(Collected data entries)

━━━━━━

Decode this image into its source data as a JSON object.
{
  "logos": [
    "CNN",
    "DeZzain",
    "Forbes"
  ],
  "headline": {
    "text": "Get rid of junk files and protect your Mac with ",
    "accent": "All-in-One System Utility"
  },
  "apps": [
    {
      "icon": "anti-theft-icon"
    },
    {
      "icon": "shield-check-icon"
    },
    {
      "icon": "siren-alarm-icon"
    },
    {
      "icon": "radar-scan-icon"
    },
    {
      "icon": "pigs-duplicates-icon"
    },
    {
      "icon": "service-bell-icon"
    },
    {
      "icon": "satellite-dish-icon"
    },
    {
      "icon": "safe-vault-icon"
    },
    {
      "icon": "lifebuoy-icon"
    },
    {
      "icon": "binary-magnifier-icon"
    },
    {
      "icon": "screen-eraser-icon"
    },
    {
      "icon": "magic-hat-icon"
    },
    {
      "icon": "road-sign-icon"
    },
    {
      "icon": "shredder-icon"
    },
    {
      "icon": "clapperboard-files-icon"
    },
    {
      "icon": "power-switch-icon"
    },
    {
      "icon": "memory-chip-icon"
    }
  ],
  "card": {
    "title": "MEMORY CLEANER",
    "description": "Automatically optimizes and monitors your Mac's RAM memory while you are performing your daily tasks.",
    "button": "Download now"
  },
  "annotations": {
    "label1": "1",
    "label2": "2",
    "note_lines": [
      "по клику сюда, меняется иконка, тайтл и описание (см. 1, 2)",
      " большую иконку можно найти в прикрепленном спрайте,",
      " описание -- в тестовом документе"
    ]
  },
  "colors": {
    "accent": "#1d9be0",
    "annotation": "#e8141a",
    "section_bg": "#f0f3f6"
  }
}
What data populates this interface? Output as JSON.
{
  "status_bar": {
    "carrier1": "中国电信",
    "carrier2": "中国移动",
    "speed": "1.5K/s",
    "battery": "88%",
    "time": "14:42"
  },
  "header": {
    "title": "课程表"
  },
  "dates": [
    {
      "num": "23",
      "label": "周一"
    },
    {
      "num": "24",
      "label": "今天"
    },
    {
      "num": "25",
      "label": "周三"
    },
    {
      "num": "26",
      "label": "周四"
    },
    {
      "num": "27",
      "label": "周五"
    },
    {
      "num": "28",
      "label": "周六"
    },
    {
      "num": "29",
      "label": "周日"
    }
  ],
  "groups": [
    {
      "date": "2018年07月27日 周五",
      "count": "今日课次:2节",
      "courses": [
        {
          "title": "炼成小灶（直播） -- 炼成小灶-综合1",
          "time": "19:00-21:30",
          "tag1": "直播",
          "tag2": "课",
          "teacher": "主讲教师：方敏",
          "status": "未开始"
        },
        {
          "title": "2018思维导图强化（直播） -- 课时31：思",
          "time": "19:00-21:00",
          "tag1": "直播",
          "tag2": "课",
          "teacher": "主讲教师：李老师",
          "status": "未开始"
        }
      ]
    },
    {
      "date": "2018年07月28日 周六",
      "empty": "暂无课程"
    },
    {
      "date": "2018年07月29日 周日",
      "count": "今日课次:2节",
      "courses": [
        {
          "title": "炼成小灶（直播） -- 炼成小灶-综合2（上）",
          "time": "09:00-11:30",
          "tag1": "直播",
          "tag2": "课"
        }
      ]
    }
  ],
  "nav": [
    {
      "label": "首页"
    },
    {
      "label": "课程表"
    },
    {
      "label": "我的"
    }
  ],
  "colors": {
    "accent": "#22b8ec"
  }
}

━━━━━━

Aim of the task: Provide all the records again, word for word.

Answer below:
Decode this image into its source data as a JSON object.
{
  "logos": [
    "CNN",
    "DeZzain",
    "Forbes"
  ],
  "headline": {
    "text": "Get rid of junk files and protect your Mac with ",
    "accent": "All-in-One System Utility"
  },
  "apps": [
    {
      "icon": "anti-theft-icon"
    },
    {
      "icon": "shield-check-icon"
    },
    {
      "icon": "siren-alarm-icon"
    },
    {
      "icon": "radar-scan-icon"
    },
    {
      "icon": "pigs-duplicates-icon"
    },
    {
      "icon": "service-bell-icon"
    },
    {
      "icon": "satellite-dish-icon"
    },
    {
      "icon": "safe-vault-icon"
    },
    {
      "icon": "lifebuoy-icon"
    },
    {
      "icon": "binary-magnifier-icon"
    },
    {
      "icon": "screen-eraser-icon"
    },
    {
      "icon": "magic-hat-icon"
    },
    {
      "icon": "road-sign-icon"
    },
    {
      "icon": "shredder-icon"
    },
    {
      "icon": "clapperboard-files-icon"
    },
    {
      "icon": "power-switch-icon"
    },
    {
      "icon": "memory-chip-icon"
    }
  ],
  "card": {
    "title": "MEMORY CLEANER",
    "description": "Automatically optimizes and monitors your Mac's RAM memory while you are performing your daily tasks.",
    "button": "Download now"
  },
  "annotations": {
    "label1": "1",
    "label2": "2",
    "note_lines": [
      "по клику сюда, меняется иконка, тайтл и описание (см. 1, 2)",
      " большую иконку можно найти в прикрепленном спрайте,",
      " описание -- в тестовом документе"
    ]
  },
  "colors": {
    "accent": "#1d9be0",
    "annotation": "#e8141a",
    "section_bg": "#f0f3f6"
  }
}
What data populates this interface? Output as JSON.
{
  "status_bar": {
    "carrier1": "中国电信",
    "carrier2": "中国移动",
    "speed": "1.5K/s",
    "battery": "88%",
    "time": "14:42"
  },
  "header": {
    "title": "课程表"
  },
  "dates": [
    {
      "num": "23",
      "label": "周一"
    },
    {
      "num": "24",
      "label": "今天"
    },
    {
      "num": "25",
      "label": "周三"
    },
    {
      "num": "26",
      "label": "周四"
    },
    {
      "num": "27",
      "label": "周五"
    },
    {
      "num": "28",
      "label": "周六"
    },
    {
      "num": "29",
      "label": "周日"
    }
  ],
  "groups": [
    {
      "date": "2018年07月27日 周五",
      "count": "今日课次:2节",
      "courses": [
        {
          "title": "炼成小灶（直播） -- 炼成小灶-综合1",
          "time": "19:00-21:30",
          "tag1": "直播",
          "tag2": "课",
          "teacher": "主讲教师：方敏",
          "status": "未开始"
        },
        {
          "title": "2018思维导图强化（直播） -- 课时31：思",
          "time": "19:00-21:00",
          "tag1": "直播",
          "tag2": "课",
          "teacher": "主讲教师：李老师",
          "status": "未开始"
        }
      ]
    },
    {
      "date": "2018年07月28日 周六",
      "empty": "暂无课程"
    },
    {
      "date": "2018年07月29日 周日",
      "count": "今日课次:2节",
      "courses": [
        {
          "title": "炼成小灶（直播） -- 炼成小灶-综合2（上）",
          "time": "09:00-11:30",
          "tag1": "直播",
          "tag2": "课"
        }
      ]
    }
  ],
  "nav": [
    {
      "label": "首页"
    },
    {
      "label": "课程表"
    },
    {
      "label": "我的"
    }
  ],
  "colors": {
    "accent": "#22b8ec"
  }
}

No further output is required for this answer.